--- begin ---
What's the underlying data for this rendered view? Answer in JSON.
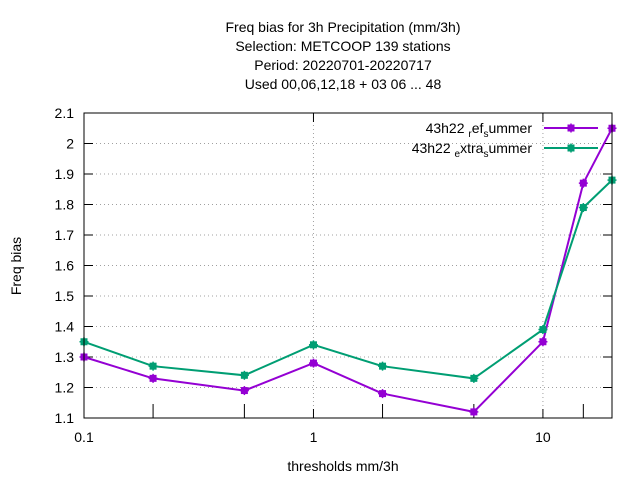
{
  "chart_data": {
    "type": "line",
    "title_lines": [
      "Freq bias  for 3h Precipitation (mm/3h)",
      "Selection: METCOOP    139 stations",
      "Period: 20220701-20220717",
      "Used  00,06,12,18  + 03 06 ... 48"
    ],
    "xlabel": "thresholds mm/3h",
    "ylabel": "Freq bias",
    "x_scale": "log",
    "xlim": [
      0.1,
      20
    ],
    "ylim": [
      1.1,
      2.1
    ],
    "x_tick_labels": [
      {
        "value": 0.1,
        "label": "0.1"
      },
      {
        "value": 1,
        "label": "1"
      },
      {
        "value": 10,
        "label": "10"
      }
    ],
    "x_minor_ticks": [
      0.2,
      0.5,
      2,
      5,
      15,
      20
    ],
    "y_ticks": [
      1.1,
      1.2,
      1.3,
      1.4,
      1.5,
      1.6,
      1.7,
      1.8,
      1.9,
      2.0,
      2.1
    ],
    "y_tick_labels": [
      "1.1",
      "1.2",
      "1.3",
      "1.4",
      "1.5",
      "1.6",
      "1.7",
      "1.8",
      "1.9",
      "2",
      "2.1"
    ],
    "grid": true,
    "legend_position": "top-right",
    "x": [
      0.1,
      0.2,
      0.5,
      1,
      2,
      5,
      10,
      15,
      20
    ],
    "series": [
      {
        "name": "43h22 ref summer",
        "legend_parts": [
          {
            "text": "43h22 ",
            "sub": false
          },
          {
            "text": "r",
            "sub": true
          },
          {
            "text": "ef",
            "sub": false
          },
          {
            "text": "s",
            "sub": true
          },
          {
            "text": "ummer",
            "sub": false
          }
        ],
        "color": "#9400d3",
        "values": [
          1.3,
          1.23,
          1.19,
          1.28,
          1.18,
          1.12,
          1.35,
          1.87,
          2.05
        ]
      },
      {
        "name": "43h22 extra summer",
        "legend_parts": [
          {
            "text": "43h22 ",
            "sub": false
          },
          {
            "text": "e",
            "sub": true
          },
          {
            "text": "xtra",
            "sub": false
          },
          {
            "text": "s",
            "sub": true
          },
          {
            "text": "ummer",
            "sub": false
          }
        ],
        "color": "#009e73",
        "values": [
          1.35,
          1.27,
          1.24,
          1.34,
          1.27,
          1.23,
          1.39,
          1.79,
          1.88
        ]
      }
    ]
  }
}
--- end ---
### Exercise requirements
Extract the full listing above verbatim; pictures are to be left out of the copy.

### Task solution
What's the underlying data for this rendered view? Answer in JSON.
{
  "chart_data": {
    "type": "line",
    "title_lines": [
      "Freq bias  for 3h Precipitation (mm/3h)",
      "Selection: METCOOP    139 stations",
      "Period: 20220701-20220717",
      "Used  00,06,12,18  + 03 06 ... 48"
    ],
    "xlabel": "thresholds mm/3h",
    "ylabel": "Freq bias",
    "x_scale": "log",
    "xlim": [
      0.1,
      20
    ],
    "ylim": [
      1.1,
      2.1
    ],
    "x_tick_labels": [
      {
        "value": 0.1,
        "label": "0.1"
      },
      {
        "value": 1,
        "label": "1"
      },
      {
        "value": 10,
        "label": "10"
      }
    ],
    "x_minor_ticks": [
      0.2,
      0.5,
      2,
      5,
      15,
      20
    ],
    "y_ticks": [
      1.1,
      1.2,
      1.3,
      1.4,
      1.5,
      1.6,
      1.7,
      1.8,
      1.9,
      2.0,
      2.1
    ],
    "y_tick_labels": [
      "1.1",
      "1.2",
      "1.3",
      "1.4",
      "1.5",
      "1.6",
      "1.7",
      "1.8",
      "1.9",
      "2",
      "2.1"
    ],
    "grid": true,
    "legend_position": "top-right",
    "x": [
      0.1,
      0.2,
      0.5,
      1,
      2,
      5,
      10,
      15,
      20
    ],
    "series": [
      {
        "name": "43h22 ref summer",
        "legend_parts": [
          {
            "text": "43h22 ",
            "sub": false
          },
          {
            "text": "r",
            "sub": true
          },
          {
            "text": "ef",
            "sub": false
          },
          {
            "text": "s",
            "sub": true
          },
          {
            "text": "ummer",
            "sub": false
          }
        ],
        "color": "#9400d3",
        "values": [
          1.3,
          1.23,
          1.19,
          1.28,
          1.18,
          1.12,
          1.35,
          1.87,
          2.05
        ]
      },
      {
        "name": "43h22 extra summer",
        "legend_parts": [
          {
            "text": "43h22 ",
            "sub": false
          },
          {
            "text": "e",
            "sub": true
          },
          {
            "text": "xtra",
            "sub": false
          },
          {
            "text": "s",
            "sub": true
          },
          {
            "text": "ummer",
            "sub": false
          }
        ],
        "color": "#009e73",
        "values": [
          1.35,
          1.27,
          1.24,
          1.34,
          1.27,
          1.23,
          1.39,
          1.79,
          1.88
        ]
      }
    ]
  }
}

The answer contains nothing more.